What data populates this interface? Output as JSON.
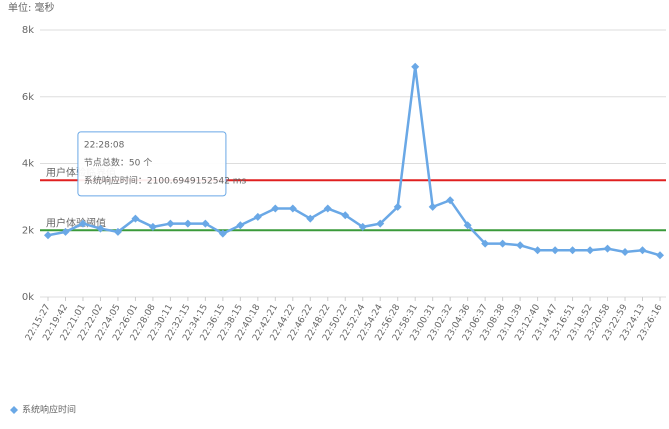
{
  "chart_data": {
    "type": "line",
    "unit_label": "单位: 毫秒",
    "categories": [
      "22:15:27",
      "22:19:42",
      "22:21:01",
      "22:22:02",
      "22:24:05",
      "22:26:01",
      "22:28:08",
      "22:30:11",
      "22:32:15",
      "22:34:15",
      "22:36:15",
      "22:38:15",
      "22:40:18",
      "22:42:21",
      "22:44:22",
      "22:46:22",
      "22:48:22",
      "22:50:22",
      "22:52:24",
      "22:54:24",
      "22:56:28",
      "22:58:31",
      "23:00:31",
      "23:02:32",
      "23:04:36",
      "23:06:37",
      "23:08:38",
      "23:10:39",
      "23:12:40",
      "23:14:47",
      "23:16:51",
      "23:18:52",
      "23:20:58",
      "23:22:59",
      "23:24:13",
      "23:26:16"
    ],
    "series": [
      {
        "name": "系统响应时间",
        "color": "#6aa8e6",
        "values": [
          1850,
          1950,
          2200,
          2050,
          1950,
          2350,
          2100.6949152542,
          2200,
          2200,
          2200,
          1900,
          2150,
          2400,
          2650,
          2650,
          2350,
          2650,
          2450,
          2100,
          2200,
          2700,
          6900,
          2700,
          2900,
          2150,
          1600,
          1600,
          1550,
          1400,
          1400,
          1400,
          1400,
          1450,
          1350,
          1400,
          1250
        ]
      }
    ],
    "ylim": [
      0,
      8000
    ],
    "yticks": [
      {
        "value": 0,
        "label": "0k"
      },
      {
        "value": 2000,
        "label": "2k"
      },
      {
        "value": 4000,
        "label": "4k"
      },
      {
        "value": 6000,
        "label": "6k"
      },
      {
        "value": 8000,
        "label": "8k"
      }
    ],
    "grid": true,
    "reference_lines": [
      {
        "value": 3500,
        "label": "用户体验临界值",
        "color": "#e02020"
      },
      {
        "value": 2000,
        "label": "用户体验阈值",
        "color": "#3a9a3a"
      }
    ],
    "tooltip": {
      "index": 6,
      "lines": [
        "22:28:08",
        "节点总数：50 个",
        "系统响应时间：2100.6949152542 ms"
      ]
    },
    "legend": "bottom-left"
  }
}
* * *
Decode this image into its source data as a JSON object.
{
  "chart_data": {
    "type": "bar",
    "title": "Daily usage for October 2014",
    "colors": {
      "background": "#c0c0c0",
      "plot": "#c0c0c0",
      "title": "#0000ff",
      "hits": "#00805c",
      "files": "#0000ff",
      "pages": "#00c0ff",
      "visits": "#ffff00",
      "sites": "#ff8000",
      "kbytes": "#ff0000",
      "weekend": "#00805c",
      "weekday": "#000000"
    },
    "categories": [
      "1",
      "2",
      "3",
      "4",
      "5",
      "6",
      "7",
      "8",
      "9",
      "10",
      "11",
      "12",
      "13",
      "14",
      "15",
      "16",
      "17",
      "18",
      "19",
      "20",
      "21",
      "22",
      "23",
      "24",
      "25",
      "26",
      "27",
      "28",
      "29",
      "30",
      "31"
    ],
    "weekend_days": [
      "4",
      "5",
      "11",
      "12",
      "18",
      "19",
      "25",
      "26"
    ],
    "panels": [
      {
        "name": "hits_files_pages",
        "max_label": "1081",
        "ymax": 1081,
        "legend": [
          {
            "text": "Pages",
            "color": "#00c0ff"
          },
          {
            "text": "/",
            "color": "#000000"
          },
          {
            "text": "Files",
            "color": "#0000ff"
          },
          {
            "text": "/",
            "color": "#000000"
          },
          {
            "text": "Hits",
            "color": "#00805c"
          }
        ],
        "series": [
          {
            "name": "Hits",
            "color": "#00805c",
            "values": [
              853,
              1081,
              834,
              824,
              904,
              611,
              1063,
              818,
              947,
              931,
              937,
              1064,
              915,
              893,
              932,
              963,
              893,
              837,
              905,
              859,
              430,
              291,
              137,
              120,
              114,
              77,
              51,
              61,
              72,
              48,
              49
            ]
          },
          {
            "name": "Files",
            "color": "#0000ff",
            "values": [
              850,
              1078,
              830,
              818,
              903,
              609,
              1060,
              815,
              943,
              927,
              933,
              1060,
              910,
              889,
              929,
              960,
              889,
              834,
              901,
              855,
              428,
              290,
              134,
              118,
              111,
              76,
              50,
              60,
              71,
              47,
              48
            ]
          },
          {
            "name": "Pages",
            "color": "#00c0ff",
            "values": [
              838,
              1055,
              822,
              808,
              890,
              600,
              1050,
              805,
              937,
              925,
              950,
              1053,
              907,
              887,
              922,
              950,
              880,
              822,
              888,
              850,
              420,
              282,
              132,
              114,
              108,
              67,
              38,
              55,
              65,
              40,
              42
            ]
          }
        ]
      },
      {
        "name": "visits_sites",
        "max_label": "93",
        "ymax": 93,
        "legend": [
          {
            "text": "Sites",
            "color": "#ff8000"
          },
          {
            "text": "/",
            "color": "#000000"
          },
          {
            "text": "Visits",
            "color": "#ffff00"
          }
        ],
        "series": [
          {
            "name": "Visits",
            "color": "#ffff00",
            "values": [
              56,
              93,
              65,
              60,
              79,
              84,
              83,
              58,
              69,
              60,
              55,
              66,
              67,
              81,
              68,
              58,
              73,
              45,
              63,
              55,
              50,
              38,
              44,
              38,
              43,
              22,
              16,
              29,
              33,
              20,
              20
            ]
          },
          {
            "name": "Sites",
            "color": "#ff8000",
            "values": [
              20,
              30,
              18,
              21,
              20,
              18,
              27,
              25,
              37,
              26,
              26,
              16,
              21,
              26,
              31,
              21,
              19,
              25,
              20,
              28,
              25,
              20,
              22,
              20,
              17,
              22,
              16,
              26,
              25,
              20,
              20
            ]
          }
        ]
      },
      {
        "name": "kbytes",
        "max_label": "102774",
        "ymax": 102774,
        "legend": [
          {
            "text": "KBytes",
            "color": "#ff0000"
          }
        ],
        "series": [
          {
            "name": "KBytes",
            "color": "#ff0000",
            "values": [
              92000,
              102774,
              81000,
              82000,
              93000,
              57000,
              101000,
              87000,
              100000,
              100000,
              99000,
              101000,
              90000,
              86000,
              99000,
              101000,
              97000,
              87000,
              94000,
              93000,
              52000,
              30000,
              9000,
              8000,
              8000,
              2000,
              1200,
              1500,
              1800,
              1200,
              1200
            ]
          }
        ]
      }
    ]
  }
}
==
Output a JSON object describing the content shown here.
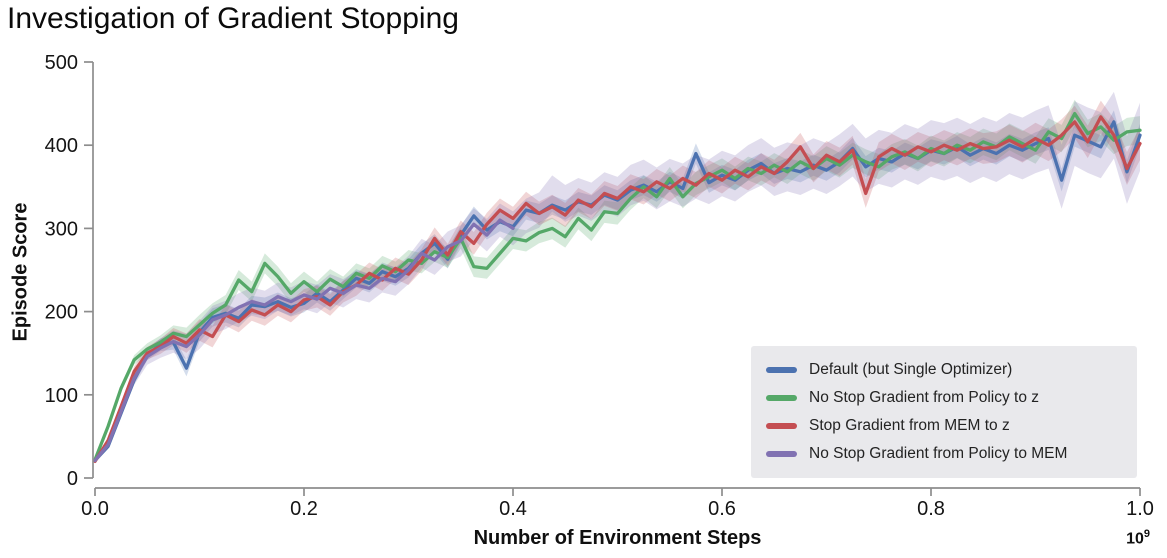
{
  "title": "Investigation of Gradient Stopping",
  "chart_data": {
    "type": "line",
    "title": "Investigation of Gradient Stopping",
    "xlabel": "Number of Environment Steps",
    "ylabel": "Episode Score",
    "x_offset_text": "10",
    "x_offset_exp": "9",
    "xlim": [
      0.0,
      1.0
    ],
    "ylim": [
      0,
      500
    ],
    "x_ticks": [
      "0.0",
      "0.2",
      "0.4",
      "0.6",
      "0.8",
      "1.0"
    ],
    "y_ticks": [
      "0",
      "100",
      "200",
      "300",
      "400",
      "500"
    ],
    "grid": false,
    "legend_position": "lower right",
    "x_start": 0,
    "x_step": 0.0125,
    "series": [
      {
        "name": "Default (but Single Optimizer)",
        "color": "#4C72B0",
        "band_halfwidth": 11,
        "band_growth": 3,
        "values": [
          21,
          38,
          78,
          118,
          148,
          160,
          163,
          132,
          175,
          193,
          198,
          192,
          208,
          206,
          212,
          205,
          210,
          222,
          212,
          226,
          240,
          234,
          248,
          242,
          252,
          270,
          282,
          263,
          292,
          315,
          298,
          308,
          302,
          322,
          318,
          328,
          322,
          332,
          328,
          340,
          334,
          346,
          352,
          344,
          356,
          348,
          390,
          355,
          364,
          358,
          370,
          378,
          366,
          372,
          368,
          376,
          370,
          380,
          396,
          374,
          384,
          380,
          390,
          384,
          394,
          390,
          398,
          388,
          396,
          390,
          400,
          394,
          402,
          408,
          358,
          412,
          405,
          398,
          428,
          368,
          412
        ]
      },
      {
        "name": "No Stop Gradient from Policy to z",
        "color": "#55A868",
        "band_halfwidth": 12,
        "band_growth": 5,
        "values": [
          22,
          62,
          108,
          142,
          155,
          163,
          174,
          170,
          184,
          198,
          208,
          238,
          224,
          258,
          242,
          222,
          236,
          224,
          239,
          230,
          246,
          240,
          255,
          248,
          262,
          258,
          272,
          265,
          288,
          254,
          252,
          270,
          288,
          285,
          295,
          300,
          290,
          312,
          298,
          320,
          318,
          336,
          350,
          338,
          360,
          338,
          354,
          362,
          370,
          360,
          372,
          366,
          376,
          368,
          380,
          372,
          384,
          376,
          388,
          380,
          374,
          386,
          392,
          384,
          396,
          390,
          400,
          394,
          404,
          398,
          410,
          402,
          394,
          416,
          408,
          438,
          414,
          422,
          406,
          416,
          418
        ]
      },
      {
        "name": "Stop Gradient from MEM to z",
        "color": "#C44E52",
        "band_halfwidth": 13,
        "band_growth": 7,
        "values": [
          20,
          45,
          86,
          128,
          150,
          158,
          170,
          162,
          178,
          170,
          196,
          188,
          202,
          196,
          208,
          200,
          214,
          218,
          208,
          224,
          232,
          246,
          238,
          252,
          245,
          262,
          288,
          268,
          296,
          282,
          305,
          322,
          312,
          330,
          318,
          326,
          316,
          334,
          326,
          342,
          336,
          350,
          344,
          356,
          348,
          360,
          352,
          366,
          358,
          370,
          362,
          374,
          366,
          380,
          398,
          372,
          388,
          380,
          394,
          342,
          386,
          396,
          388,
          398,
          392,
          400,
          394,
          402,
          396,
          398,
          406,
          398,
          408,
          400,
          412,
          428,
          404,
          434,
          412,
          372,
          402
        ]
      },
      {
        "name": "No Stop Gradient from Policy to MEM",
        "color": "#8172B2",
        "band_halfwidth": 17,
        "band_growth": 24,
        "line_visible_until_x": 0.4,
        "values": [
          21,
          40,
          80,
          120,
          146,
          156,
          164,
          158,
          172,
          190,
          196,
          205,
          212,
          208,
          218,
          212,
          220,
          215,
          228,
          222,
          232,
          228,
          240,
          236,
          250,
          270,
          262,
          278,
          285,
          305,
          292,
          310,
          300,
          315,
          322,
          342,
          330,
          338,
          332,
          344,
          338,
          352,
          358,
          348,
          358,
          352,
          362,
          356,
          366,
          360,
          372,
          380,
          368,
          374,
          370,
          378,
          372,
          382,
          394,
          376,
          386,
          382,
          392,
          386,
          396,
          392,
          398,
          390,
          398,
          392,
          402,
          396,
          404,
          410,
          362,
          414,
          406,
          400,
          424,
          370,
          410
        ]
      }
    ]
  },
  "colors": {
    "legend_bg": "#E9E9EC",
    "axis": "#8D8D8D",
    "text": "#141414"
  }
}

#### Exercise objective
Say only how many lines in the records carry the word "from".

#### Full answer
3